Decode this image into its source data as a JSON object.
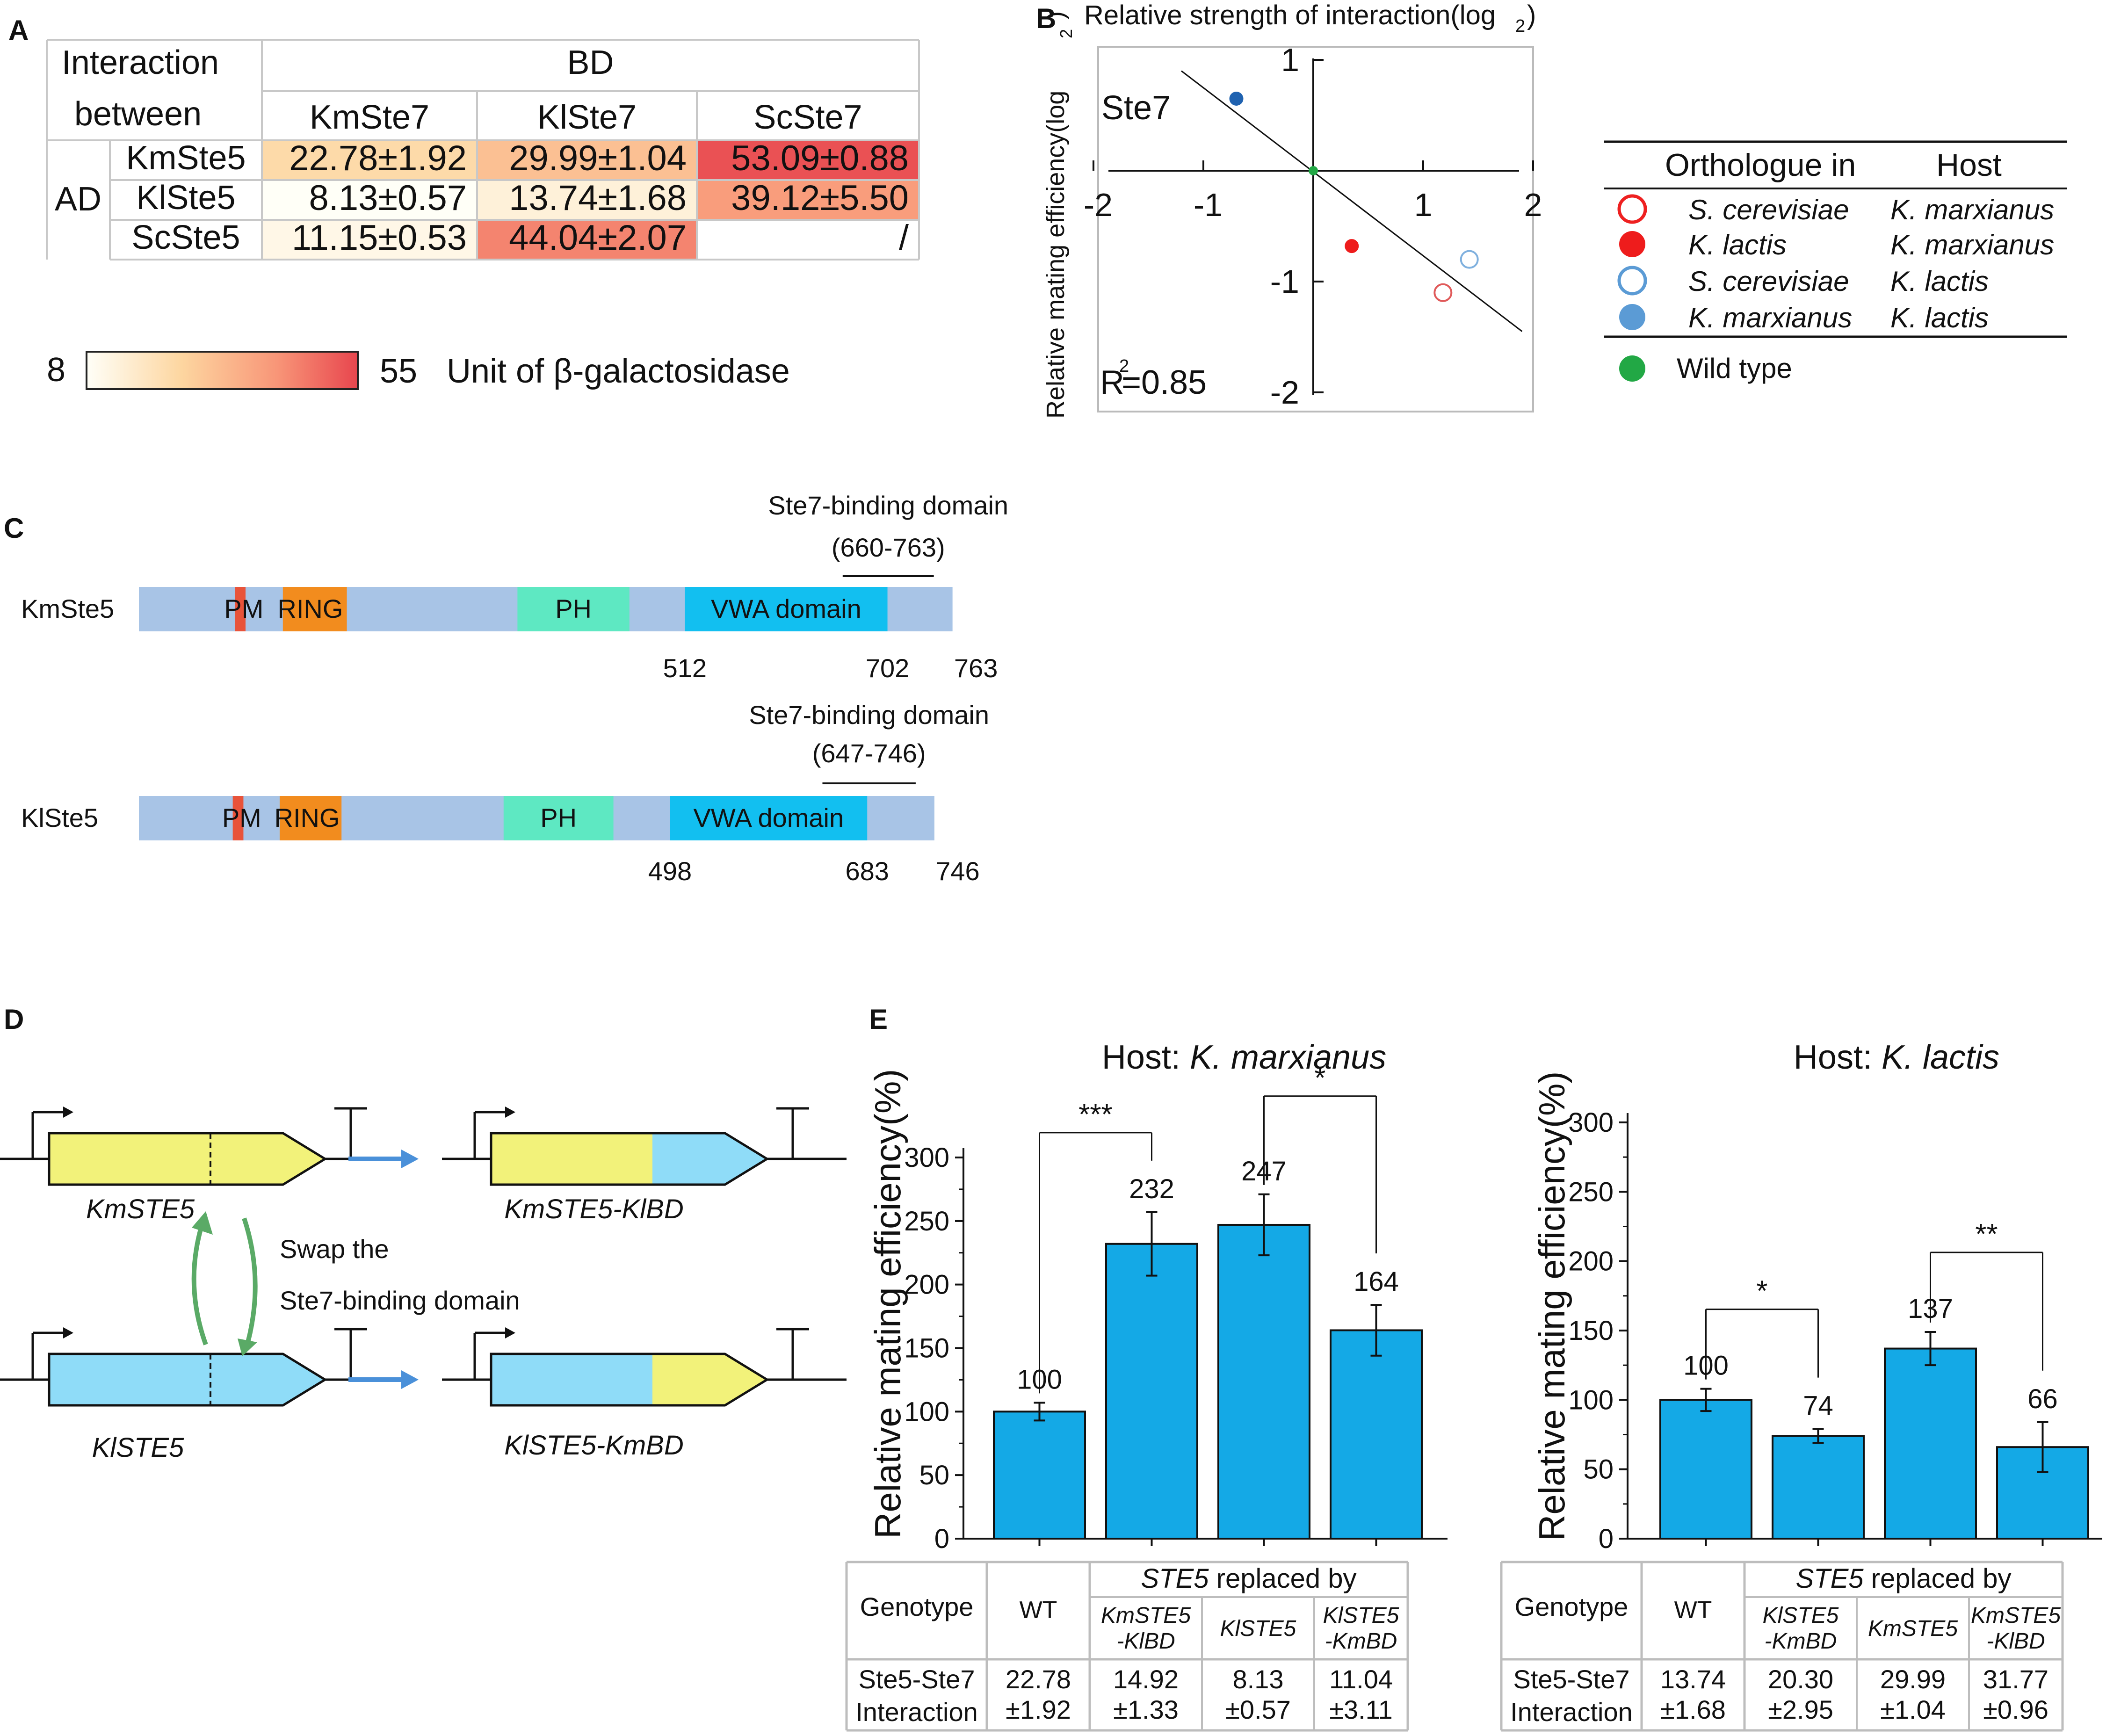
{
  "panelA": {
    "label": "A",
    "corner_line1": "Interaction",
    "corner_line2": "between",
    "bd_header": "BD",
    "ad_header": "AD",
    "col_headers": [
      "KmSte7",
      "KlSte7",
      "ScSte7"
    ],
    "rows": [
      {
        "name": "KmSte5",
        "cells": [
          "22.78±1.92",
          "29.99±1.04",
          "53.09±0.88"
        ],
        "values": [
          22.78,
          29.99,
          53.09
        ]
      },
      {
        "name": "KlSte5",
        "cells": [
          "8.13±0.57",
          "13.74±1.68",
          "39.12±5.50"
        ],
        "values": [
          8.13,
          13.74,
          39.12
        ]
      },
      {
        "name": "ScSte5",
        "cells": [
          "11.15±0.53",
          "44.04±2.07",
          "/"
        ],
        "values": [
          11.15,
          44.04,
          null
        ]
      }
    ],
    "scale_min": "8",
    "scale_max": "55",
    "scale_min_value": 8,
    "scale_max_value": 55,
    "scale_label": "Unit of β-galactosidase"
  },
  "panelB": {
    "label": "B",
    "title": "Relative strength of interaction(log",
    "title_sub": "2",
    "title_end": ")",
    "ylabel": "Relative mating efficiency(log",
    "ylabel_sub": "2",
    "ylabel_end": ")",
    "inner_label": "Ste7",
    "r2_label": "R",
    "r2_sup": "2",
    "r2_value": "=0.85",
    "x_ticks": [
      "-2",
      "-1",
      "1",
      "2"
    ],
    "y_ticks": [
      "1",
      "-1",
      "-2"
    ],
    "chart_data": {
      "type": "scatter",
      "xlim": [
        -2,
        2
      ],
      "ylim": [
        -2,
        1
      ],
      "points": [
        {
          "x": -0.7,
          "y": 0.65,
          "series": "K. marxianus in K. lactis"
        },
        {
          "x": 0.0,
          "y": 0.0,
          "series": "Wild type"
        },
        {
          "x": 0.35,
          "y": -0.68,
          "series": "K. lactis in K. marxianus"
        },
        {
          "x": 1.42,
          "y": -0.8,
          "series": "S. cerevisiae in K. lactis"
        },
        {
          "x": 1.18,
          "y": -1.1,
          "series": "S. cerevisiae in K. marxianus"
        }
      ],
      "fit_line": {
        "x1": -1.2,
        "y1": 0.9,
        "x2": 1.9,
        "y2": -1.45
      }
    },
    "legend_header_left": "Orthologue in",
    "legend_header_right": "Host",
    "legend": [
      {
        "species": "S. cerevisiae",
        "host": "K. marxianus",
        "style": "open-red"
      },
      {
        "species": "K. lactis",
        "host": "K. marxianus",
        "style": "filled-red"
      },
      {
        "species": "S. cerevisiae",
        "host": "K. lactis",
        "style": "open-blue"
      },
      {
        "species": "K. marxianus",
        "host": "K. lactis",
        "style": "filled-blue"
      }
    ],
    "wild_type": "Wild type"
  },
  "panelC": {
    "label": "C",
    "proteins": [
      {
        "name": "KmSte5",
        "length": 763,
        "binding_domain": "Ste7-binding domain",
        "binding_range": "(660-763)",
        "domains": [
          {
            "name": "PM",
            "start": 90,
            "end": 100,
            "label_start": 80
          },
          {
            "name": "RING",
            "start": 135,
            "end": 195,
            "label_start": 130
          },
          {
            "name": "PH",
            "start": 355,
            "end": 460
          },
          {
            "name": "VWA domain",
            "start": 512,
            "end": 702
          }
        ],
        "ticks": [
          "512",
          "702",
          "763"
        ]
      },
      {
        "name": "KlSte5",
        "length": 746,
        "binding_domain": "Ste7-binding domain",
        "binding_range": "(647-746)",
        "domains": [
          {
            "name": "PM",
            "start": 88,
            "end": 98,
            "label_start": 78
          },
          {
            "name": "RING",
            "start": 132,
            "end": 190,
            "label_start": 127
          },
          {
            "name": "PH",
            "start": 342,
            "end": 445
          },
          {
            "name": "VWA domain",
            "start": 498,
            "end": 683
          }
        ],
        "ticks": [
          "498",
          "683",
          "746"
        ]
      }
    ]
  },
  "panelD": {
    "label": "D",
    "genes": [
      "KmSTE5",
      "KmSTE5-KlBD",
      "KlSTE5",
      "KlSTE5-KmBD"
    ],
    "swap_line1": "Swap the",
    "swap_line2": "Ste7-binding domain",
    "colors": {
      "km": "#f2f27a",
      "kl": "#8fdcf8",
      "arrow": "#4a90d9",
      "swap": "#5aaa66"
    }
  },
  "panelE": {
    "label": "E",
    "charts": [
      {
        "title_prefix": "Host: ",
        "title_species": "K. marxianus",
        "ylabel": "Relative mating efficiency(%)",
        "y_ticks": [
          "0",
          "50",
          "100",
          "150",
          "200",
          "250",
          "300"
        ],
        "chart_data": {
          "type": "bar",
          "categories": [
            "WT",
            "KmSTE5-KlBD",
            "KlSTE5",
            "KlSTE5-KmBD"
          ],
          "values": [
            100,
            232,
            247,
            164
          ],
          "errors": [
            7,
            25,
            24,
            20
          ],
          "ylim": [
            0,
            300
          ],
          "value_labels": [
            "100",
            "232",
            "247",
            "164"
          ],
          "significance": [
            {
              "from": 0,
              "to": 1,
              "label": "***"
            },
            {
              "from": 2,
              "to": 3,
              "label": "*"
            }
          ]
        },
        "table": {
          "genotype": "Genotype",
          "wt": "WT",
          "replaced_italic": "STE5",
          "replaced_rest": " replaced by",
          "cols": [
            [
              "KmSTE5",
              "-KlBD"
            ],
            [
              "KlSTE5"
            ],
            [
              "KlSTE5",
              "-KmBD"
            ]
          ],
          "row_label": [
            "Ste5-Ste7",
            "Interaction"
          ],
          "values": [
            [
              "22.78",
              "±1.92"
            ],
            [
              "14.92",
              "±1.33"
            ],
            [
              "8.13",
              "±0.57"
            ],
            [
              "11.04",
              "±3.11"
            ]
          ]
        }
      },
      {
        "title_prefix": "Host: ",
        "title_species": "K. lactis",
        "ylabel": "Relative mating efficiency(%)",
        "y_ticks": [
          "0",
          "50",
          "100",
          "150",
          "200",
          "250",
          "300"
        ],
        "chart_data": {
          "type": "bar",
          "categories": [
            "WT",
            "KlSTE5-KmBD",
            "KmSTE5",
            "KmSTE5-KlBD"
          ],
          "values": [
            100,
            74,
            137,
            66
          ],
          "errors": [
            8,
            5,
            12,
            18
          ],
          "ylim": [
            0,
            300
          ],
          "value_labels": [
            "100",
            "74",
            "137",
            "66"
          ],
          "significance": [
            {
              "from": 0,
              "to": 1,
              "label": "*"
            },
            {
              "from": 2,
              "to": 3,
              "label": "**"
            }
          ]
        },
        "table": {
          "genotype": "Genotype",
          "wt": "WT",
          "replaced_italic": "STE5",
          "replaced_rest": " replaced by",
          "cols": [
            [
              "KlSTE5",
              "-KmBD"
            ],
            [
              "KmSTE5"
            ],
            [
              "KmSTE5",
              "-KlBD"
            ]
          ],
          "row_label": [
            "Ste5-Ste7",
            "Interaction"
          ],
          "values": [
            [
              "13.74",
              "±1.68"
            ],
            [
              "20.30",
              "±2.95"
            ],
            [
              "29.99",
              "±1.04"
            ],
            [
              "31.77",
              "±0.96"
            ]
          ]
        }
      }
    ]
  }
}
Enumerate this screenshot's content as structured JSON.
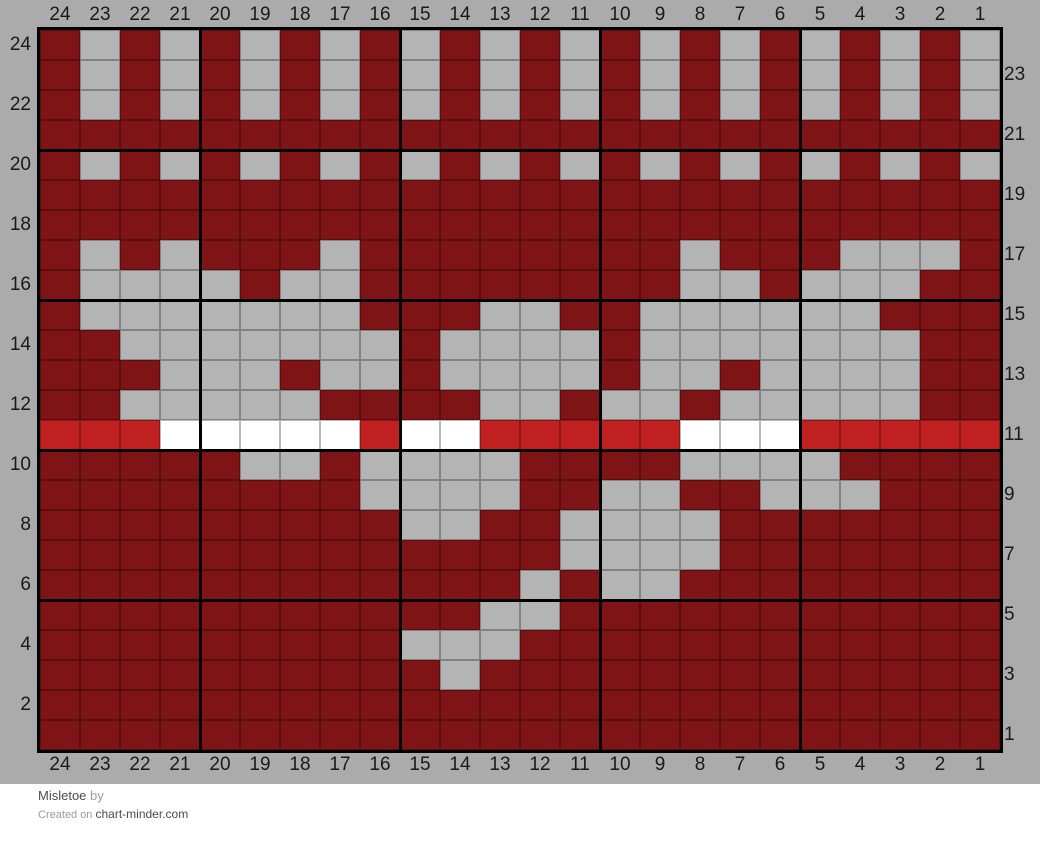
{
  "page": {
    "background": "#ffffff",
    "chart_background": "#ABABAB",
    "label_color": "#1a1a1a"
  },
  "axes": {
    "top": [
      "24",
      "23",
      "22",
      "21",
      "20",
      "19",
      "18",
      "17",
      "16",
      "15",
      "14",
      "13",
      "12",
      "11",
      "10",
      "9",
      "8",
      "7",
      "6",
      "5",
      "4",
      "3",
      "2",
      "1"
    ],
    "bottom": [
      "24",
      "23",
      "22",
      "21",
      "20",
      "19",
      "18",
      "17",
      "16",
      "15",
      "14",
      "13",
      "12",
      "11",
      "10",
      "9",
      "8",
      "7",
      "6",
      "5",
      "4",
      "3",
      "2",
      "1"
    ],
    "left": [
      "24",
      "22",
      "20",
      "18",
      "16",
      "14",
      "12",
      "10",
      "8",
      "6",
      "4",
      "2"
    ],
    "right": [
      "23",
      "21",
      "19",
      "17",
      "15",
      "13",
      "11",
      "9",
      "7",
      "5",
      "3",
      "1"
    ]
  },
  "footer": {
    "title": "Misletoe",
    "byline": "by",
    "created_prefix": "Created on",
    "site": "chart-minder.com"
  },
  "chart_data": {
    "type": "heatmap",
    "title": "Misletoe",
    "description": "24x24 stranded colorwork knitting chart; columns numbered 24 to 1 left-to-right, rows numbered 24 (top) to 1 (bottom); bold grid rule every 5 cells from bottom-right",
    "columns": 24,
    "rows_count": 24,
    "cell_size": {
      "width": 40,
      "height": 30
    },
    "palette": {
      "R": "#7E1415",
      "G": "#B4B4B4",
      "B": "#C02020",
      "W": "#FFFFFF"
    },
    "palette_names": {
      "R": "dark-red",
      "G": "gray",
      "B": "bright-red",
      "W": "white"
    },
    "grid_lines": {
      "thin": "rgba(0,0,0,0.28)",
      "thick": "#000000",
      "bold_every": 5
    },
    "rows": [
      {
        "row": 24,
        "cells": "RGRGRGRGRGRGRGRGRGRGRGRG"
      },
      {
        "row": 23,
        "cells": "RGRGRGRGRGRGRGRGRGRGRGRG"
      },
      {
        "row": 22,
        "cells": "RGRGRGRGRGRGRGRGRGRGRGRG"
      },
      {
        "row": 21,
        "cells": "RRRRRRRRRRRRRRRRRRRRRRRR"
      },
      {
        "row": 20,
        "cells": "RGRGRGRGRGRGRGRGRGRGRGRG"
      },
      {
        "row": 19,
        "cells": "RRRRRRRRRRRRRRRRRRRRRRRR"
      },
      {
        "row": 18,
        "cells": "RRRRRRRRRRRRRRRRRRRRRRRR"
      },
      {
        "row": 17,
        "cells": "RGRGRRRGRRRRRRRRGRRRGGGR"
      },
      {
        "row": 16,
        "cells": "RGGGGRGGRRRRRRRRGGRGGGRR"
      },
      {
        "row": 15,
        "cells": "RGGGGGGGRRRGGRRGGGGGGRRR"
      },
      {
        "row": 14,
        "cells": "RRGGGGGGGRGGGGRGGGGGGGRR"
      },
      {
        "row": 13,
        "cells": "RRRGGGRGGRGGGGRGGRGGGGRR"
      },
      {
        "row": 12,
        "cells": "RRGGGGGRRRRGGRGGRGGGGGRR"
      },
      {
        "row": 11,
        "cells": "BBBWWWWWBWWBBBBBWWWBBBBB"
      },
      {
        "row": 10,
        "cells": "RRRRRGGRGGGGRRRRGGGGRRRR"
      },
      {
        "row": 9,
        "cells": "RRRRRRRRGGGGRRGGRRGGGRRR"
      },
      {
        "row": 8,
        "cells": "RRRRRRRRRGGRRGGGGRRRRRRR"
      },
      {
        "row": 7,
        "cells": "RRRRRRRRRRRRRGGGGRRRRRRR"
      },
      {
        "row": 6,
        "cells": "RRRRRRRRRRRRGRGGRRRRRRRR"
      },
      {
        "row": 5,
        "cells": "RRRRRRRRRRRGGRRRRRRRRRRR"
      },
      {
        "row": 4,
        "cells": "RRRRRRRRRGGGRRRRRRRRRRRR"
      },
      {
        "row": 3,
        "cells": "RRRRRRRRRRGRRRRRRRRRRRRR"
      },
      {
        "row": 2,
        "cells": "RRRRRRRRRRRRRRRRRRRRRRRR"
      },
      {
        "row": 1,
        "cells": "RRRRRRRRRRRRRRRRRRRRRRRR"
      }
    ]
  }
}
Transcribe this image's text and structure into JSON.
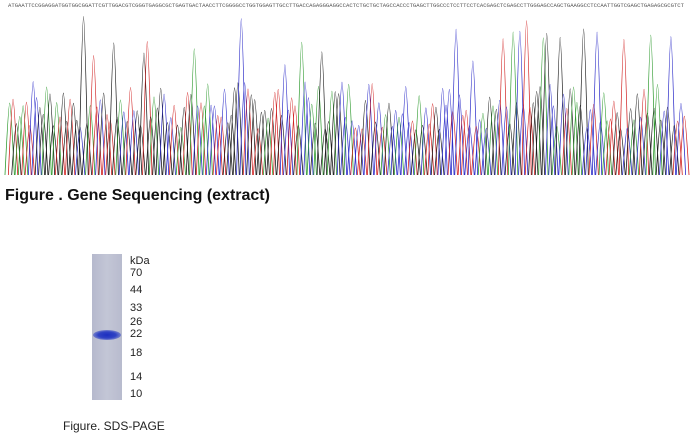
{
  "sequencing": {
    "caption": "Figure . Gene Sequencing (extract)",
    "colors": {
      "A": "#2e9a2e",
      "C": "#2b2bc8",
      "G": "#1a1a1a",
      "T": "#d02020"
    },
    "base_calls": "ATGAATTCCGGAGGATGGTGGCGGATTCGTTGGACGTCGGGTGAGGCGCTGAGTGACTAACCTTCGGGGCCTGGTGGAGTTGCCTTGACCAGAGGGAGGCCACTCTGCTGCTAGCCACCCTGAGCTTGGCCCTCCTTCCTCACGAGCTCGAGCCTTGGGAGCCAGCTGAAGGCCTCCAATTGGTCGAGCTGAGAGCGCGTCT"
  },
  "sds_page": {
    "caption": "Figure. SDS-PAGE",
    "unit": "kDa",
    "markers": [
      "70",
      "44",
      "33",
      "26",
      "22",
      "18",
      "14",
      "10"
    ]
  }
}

**Exercise objective**
Please give a count of the lines in the records where the word "Relative" occurs, with nothing besides it.

**Answer section**
4